Instruction >> Copy each line that contains the string "JSON".

## start Data section

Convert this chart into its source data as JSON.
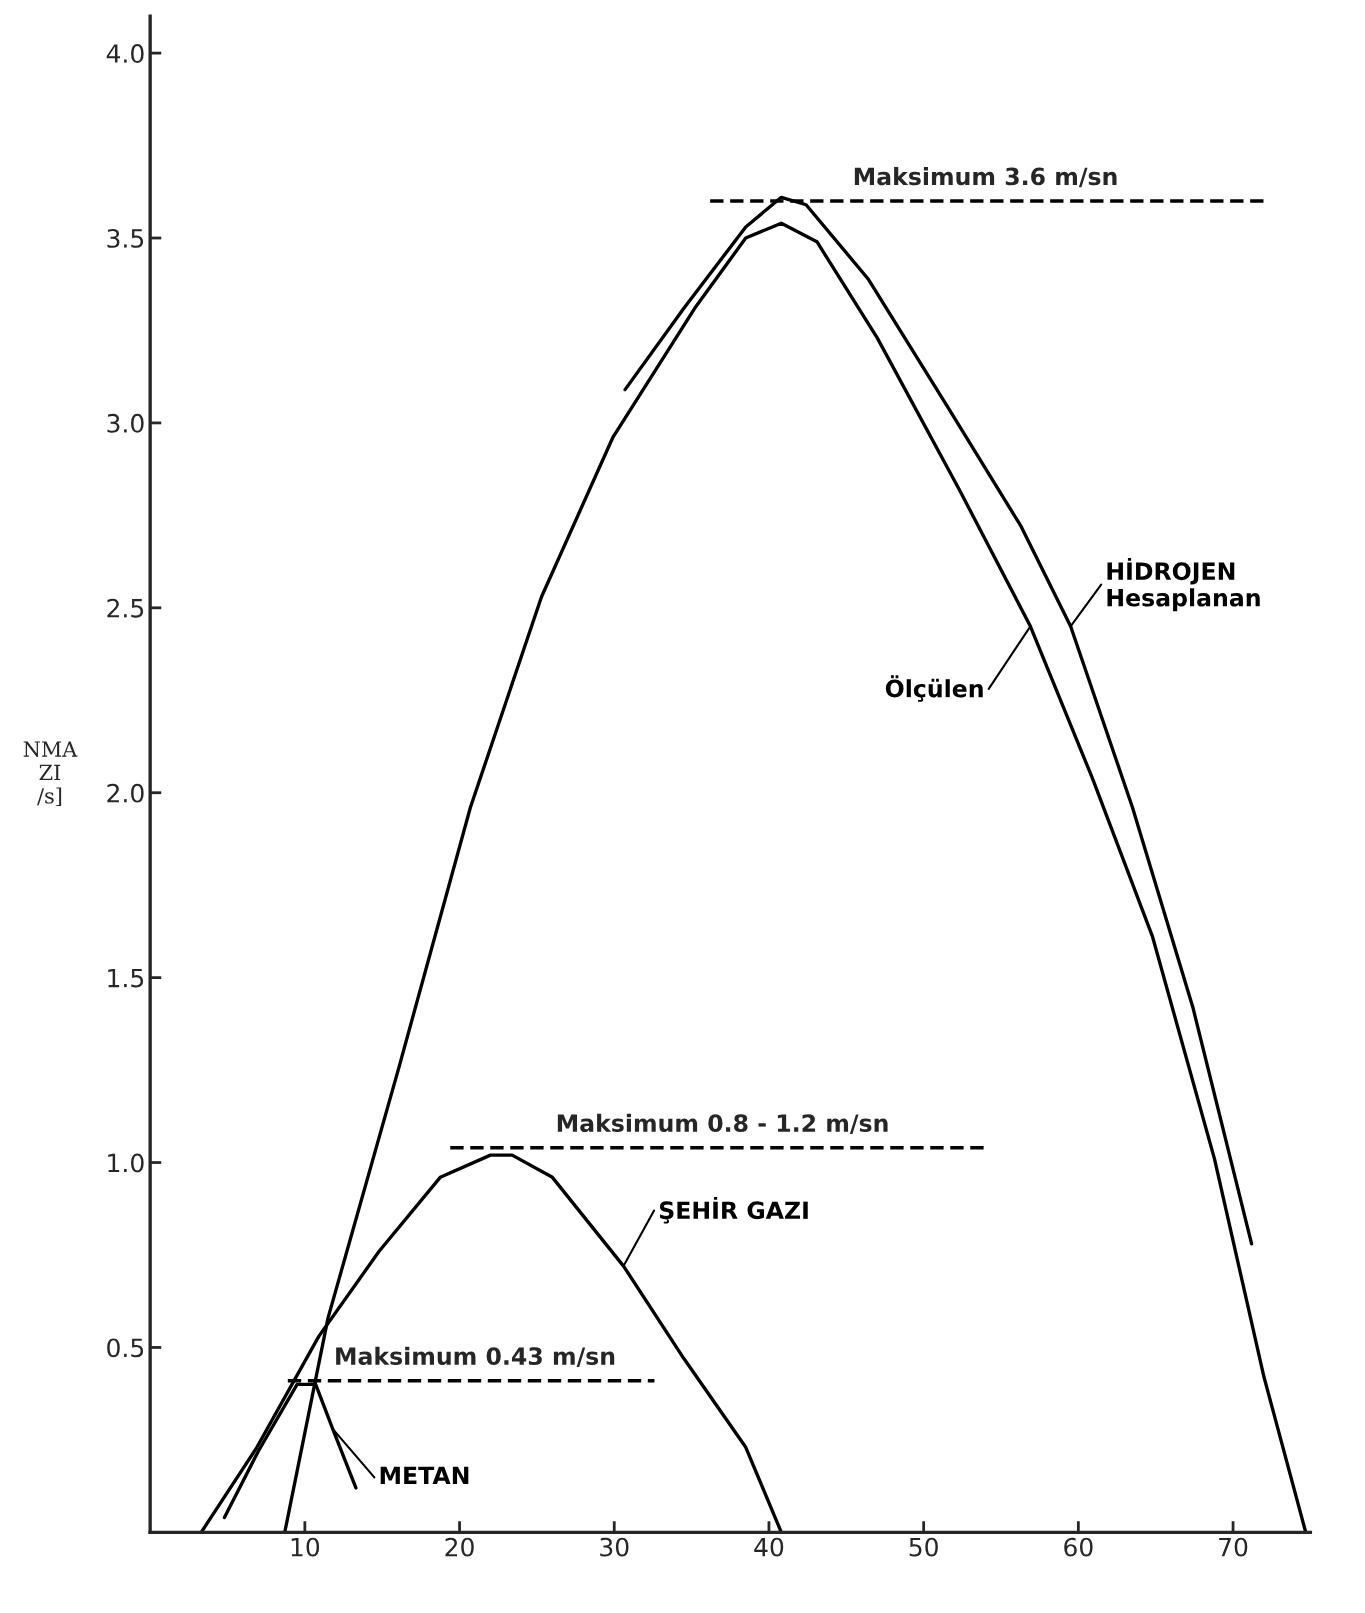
{
  "chart_data": {
    "type": "line",
    "ylabel": "NMA\nZI\n/s]",
    "xlim": [
      0,
      75
    ],
    "ylim": [
      0,
      4.1
    ],
    "xticks": [
      10,
      20,
      30,
      40,
      50,
      60,
      70
    ],
    "yticks": [
      0.5,
      {
        "value": 1,
        "label": "1.0"
      },
      1.5,
      {
        "value": 2,
        "label": "2.0"
      },
      2.5,
      {
        "value": 3,
        "label": "3.0"
      },
      3.5,
      {
        "value": 4,
        "label": "4.0"
      }
    ],
    "grid": false,
    "legend": false,
    "line_style": "solid",
    "marker": "none",
    "series": [
      {
        "name": "HİDROJEN\nHesaplanan",
        "color": "#000000",
        "x": [
          30.7,
          34.5,
          38.5,
          40.8,
          42.4,
          46.4,
          51.6,
          56.3,
          59.5,
          63.5,
          67.4,
          71.2
        ],
        "values": [
          3.09,
          3.31,
          3.53,
          3.61,
          3.59,
          3.39,
          3.04,
          2.72,
          2.45,
          1.96,
          1.42,
          0.78
        ]
      },
      {
        "name": "Ölçülen",
        "color": "#000000",
        "x": [
          8.7,
          11.5,
          16.1,
          20.7,
          25.3,
          29.9,
          35.2,
          38.5,
          40.8,
          43.1,
          47.0,
          52.3,
          56.9,
          60.9,
          64.8,
          68.8,
          72.0,
          74.7
        ],
        "values": [
          0,
          0.58,
          1.26,
          1.96,
          2.53,
          2.96,
          3.31,
          3.5,
          3.54,
          3.49,
          3.23,
          2.82,
          2.45,
          2.04,
          1.61,
          1.01,
          0.42,
          0
        ]
      },
      {
        "name": "ŞEHİR GAZI",
        "color": "#000000",
        "x": [
          3.3,
          6.9,
          10.9,
          14.8,
          18.75,
          22.0,
          23.4,
          26.0,
          30.6,
          34.5,
          38.5,
          40.8
        ],
        "values": [
          0,
          0.23,
          0.53,
          0.76,
          0.96,
          1.02,
          1.02,
          0.96,
          0.72,
          0.47,
          0.23,
          0
        ]
      },
      {
        "name": "METAN",
        "color": "#000000",
        "x": [
          4.8,
          7.0,
          9.5,
          10.7,
          11.8,
          13.3
        ],
        "values": [
          0.04,
          0.22,
          0.4,
          0.4,
          0.28,
          0.12
        ]
      },
      {
        "color": "#000000",
        "line_style": "dashed",
        "x": [
          36.2,
          72.2
        ],
        "values": [
          3.6,
          3.6
        ]
      },
      {
        "color": "#000000",
        "line_style": "dashed",
        "x": [
          19.4,
          54.3
        ],
        "values": [
          1.04,
          1.04
        ]
      },
      {
        "color": "#000000",
        "line_style": "dashed",
        "x": [
          8.9,
          32.6
        ],
        "values": [
          0.41,
          0.41
        ]
      }
    ],
    "annotations": [
      {
        "text": "Maksimum 3.6 m/sn",
        "x": 54,
        "y": 3.6
      },
      {
        "text": "Maksimum 0.8 - 1.2 m/sn",
        "x": 37,
        "y": 1.04
      },
      {
        "text": "Maksimum 0.43 m/sn",
        "x": 21,
        "y": 0.41
      }
    ]
  }
}
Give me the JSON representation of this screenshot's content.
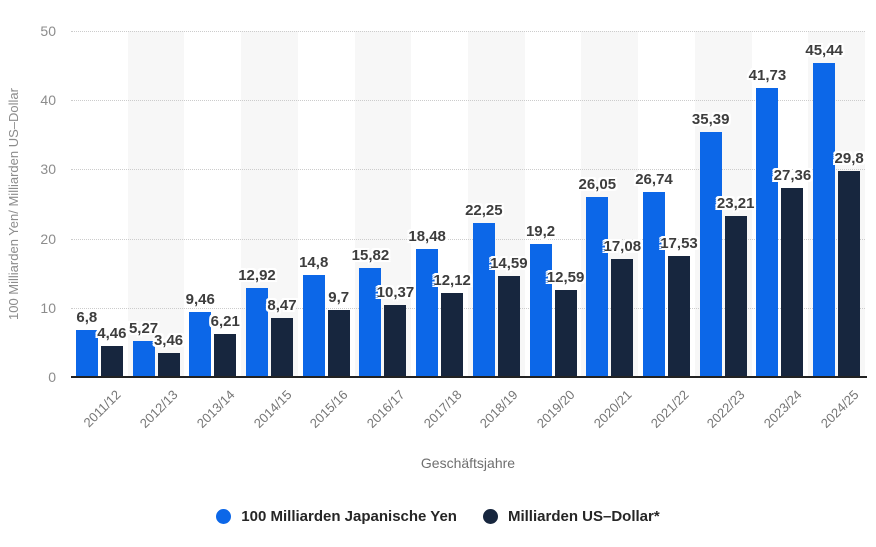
{
  "chart_data": {
    "type": "bar",
    "title": "",
    "categories": [
      "2011/12",
      "2012/13",
      "2013/14",
      "2014/15",
      "2015/16",
      "2016/17",
      "2017/18",
      "2018/19",
      "2019/20",
      "2020/21",
      "2021/22",
      "2022/23",
      "2023/24",
      "2024/25"
    ],
    "series": [
      {
        "name": "100 Milliarden Japanische Yen",
        "color": "#0c67e8",
        "values": [
          6.8,
          5.27,
          9.46,
          12.92,
          14.8,
          15.82,
          18.48,
          22.25,
          19.2,
          26.05,
          26.74,
          35.39,
          41.73,
          45.44
        ]
      },
      {
        "name": "Milliarden US–Dollar*",
        "color": "#17263e",
        "values": [
          4.46,
          3.46,
          6.21,
          8.47,
          9.7,
          10.37,
          12.12,
          14.59,
          12.59,
          17.08,
          17.53,
          23.21,
          27.36,
          29.8
        ]
      }
    ],
    "xlabel": "Geschäftsjahre",
    "ylabel": "100 Milliarden Yen/ Milliarden US–Dollar",
    "ylim": [
      0,
      50
    ],
    "yticks": [
      0,
      10,
      20,
      30,
      40,
      50
    ],
    "grid": "horizontal-dotted",
    "legend_position": "bottom",
    "decimal_separator": ",",
    "colors": {
      "band": "#f7f7f7",
      "gridline": "#cccccc",
      "axis_line": "#222222",
      "tick_text": "#8c8c8c",
      "value_label_text": "#3d3d3d",
      "legend_text": "#262626"
    }
  }
}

## end Data section

Complete output >>
Convert this chart into its source data as JSON.
Give me the JSON representation of this screenshot's content.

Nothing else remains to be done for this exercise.